Available records:

☆ ☆ ☆ ☆ ☆ ☆ ☆

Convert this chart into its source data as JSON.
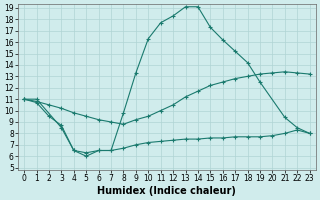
{
  "title": "",
  "xlabel": "Humidex (Indice chaleur)",
  "bg_color": "#d0ecec",
  "grid_color": "#b0d4d4",
  "line_color": "#1a7a6e",
  "top_x": [
    0,
    1,
    3,
    4,
    5,
    6,
    7,
    8,
    9,
    10,
    11,
    12,
    13,
    14,
    15,
    16,
    17,
    18,
    19,
    21,
    22,
    23
  ],
  "top_y": [
    11,
    11,
    8.5,
    6.5,
    6.0,
    6.5,
    6.5,
    9.8,
    13.3,
    16.3,
    17.7,
    18.3,
    19.1,
    19.1,
    17.3,
    16.2,
    15.2,
    14.2,
    12.5,
    9.4,
    8.5,
    8.0
  ],
  "mid_x": [
    0,
    1,
    2,
    3,
    4,
    5,
    6,
    7,
    8,
    9,
    10,
    11,
    12,
    13,
    14,
    15,
    16,
    17,
    18,
    19,
    20,
    21,
    22,
    23
  ],
  "mid_y": [
    11,
    10.8,
    10.5,
    10.2,
    9.8,
    9.5,
    9.2,
    9.0,
    8.8,
    9.2,
    9.5,
    10.0,
    10.5,
    11.2,
    11.7,
    12.2,
    12.5,
    12.8,
    13.0,
    13.2,
    13.3,
    13.4,
    13.3,
    13.2
  ],
  "bot_x": [
    0,
    1,
    2,
    3,
    4,
    5,
    6,
    7,
    8,
    9,
    10,
    11,
    12,
    13,
    14,
    15,
    16,
    17,
    18,
    19,
    20,
    21,
    22,
    23
  ],
  "bot_y": [
    11,
    10.7,
    9.5,
    8.7,
    6.5,
    6.3,
    6.5,
    6.5,
    6.7,
    7.0,
    7.2,
    7.3,
    7.4,
    7.5,
    7.5,
    7.6,
    7.6,
    7.7,
    7.7,
    7.7,
    7.8,
    8.0,
    8.3,
    8.0
  ],
  "ylim": [
    5,
    19
  ],
  "xlim": [
    -0.5,
    23.5
  ],
  "yticks": [
    5,
    6,
    7,
    8,
    9,
    10,
    11,
    12,
    13,
    14,
    15,
    16,
    17,
    18,
    19
  ],
  "xticks": [
    0,
    1,
    2,
    3,
    4,
    5,
    6,
    7,
    8,
    9,
    10,
    11,
    12,
    13,
    14,
    15,
    16,
    17,
    18,
    19,
    20,
    21,
    22,
    23
  ],
  "tick_fontsize": 5.5,
  "label_fontsize": 7,
  "marker": "+",
  "markersize": 3,
  "linewidth": 0.8
}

☆ ☆ ☆ ☆ ☆ ☆ ☆

Problem details: Repeat the data exactly, without the pictures.

Solution to the exercise:
Convert this chart into its source data as JSON.
{
  "title": "",
  "xlabel": "Humidex (Indice chaleur)",
  "bg_color": "#d0ecec",
  "grid_color": "#b0d4d4",
  "line_color": "#1a7a6e",
  "top_x": [
    0,
    1,
    3,
    4,
    5,
    6,
    7,
    8,
    9,
    10,
    11,
    12,
    13,
    14,
    15,
    16,
    17,
    18,
    19,
    21,
    22,
    23
  ],
  "top_y": [
    11,
    11,
    8.5,
    6.5,
    6.0,
    6.5,
    6.5,
    9.8,
    13.3,
    16.3,
    17.7,
    18.3,
    19.1,
    19.1,
    17.3,
    16.2,
    15.2,
    14.2,
    12.5,
    9.4,
    8.5,
    8.0
  ],
  "mid_x": [
    0,
    1,
    2,
    3,
    4,
    5,
    6,
    7,
    8,
    9,
    10,
    11,
    12,
    13,
    14,
    15,
    16,
    17,
    18,
    19,
    20,
    21,
    22,
    23
  ],
  "mid_y": [
    11,
    10.8,
    10.5,
    10.2,
    9.8,
    9.5,
    9.2,
    9.0,
    8.8,
    9.2,
    9.5,
    10.0,
    10.5,
    11.2,
    11.7,
    12.2,
    12.5,
    12.8,
    13.0,
    13.2,
    13.3,
    13.4,
    13.3,
    13.2
  ],
  "bot_x": [
    0,
    1,
    2,
    3,
    4,
    5,
    6,
    7,
    8,
    9,
    10,
    11,
    12,
    13,
    14,
    15,
    16,
    17,
    18,
    19,
    20,
    21,
    22,
    23
  ],
  "bot_y": [
    11,
    10.7,
    9.5,
    8.7,
    6.5,
    6.3,
    6.5,
    6.5,
    6.7,
    7.0,
    7.2,
    7.3,
    7.4,
    7.5,
    7.5,
    7.6,
    7.6,
    7.7,
    7.7,
    7.7,
    7.8,
    8.0,
    8.3,
    8.0
  ],
  "ylim": [
    5,
    19
  ],
  "xlim": [
    -0.5,
    23.5
  ],
  "yticks": [
    5,
    6,
    7,
    8,
    9,
    10,
    11,
    12,
    13,
    14,
    15,
    16,
    17,
    18,
    19
  ],
  "xticks": [
    0,
    1,
    2,
    3,
    4,
    5,
    6,
    7,
    8,
    9,
    10,
    11,
    12,
    13,
    14,
    15,
    16,
    17,
    18,
    19,
    20,
    21,
    22,
    23
  ],
  "tick_fontsize": 5.5,
  "label_fontsize": 7,
  "marker": "+",
  "markersize": 3,
  "linewidth": 0.8
}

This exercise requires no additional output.